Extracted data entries
++++++++++++++++++++

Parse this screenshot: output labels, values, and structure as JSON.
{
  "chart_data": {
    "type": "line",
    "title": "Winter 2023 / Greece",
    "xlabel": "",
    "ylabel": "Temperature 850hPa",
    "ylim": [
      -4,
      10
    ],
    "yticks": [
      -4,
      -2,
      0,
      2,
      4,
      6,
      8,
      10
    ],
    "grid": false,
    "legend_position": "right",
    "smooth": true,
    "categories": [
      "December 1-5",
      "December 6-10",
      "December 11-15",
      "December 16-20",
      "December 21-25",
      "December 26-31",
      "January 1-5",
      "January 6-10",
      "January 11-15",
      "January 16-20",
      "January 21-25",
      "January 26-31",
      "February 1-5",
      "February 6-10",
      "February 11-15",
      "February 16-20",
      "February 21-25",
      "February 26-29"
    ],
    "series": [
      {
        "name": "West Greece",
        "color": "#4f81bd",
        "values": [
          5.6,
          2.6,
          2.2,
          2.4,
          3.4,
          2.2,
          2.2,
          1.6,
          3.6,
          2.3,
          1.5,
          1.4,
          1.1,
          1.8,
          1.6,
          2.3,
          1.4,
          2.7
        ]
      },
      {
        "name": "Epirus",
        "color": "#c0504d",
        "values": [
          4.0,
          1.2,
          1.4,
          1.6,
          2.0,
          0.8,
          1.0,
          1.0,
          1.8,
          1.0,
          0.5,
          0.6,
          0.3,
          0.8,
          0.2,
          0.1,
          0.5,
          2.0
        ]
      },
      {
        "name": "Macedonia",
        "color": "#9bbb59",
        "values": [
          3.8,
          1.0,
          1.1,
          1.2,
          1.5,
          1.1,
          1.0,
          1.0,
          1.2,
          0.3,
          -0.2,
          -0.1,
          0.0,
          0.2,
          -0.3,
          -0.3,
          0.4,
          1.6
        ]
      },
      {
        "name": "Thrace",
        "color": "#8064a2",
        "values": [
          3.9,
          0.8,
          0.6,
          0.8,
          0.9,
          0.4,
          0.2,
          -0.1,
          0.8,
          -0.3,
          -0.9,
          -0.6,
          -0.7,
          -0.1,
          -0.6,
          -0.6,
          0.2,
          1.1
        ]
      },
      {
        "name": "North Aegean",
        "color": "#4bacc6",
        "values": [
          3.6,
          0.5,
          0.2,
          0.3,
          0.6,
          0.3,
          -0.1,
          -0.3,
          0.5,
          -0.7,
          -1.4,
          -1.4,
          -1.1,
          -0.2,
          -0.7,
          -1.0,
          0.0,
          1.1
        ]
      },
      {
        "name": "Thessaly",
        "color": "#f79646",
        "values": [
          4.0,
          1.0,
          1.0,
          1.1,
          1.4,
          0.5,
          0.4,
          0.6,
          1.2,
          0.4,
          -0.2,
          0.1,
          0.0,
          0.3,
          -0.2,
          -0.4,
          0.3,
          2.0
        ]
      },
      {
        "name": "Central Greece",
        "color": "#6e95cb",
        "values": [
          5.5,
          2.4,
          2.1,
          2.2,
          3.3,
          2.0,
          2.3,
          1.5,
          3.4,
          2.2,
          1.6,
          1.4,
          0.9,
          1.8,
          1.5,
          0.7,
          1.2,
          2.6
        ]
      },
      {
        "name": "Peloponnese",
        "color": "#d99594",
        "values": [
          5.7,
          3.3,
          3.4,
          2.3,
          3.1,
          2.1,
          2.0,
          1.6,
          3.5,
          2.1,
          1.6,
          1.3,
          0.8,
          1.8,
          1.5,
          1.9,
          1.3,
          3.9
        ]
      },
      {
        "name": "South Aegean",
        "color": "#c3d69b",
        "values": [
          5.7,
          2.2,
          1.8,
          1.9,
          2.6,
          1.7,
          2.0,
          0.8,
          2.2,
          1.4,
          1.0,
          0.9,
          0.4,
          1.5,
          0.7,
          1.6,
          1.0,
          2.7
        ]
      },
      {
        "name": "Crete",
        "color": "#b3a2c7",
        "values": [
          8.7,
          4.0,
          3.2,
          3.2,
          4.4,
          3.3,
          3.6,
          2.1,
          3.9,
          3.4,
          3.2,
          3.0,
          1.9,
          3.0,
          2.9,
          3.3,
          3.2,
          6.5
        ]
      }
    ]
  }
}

++++++++++++++++++++

- _Problem to work on_
Out of the material above, gather each line where "February" appears.

- _The answer_
      "February 1-5",
      "February 6-10",
      "February 11-15",
      "February 16-20",
      "February 21-25",
      "February 26-29"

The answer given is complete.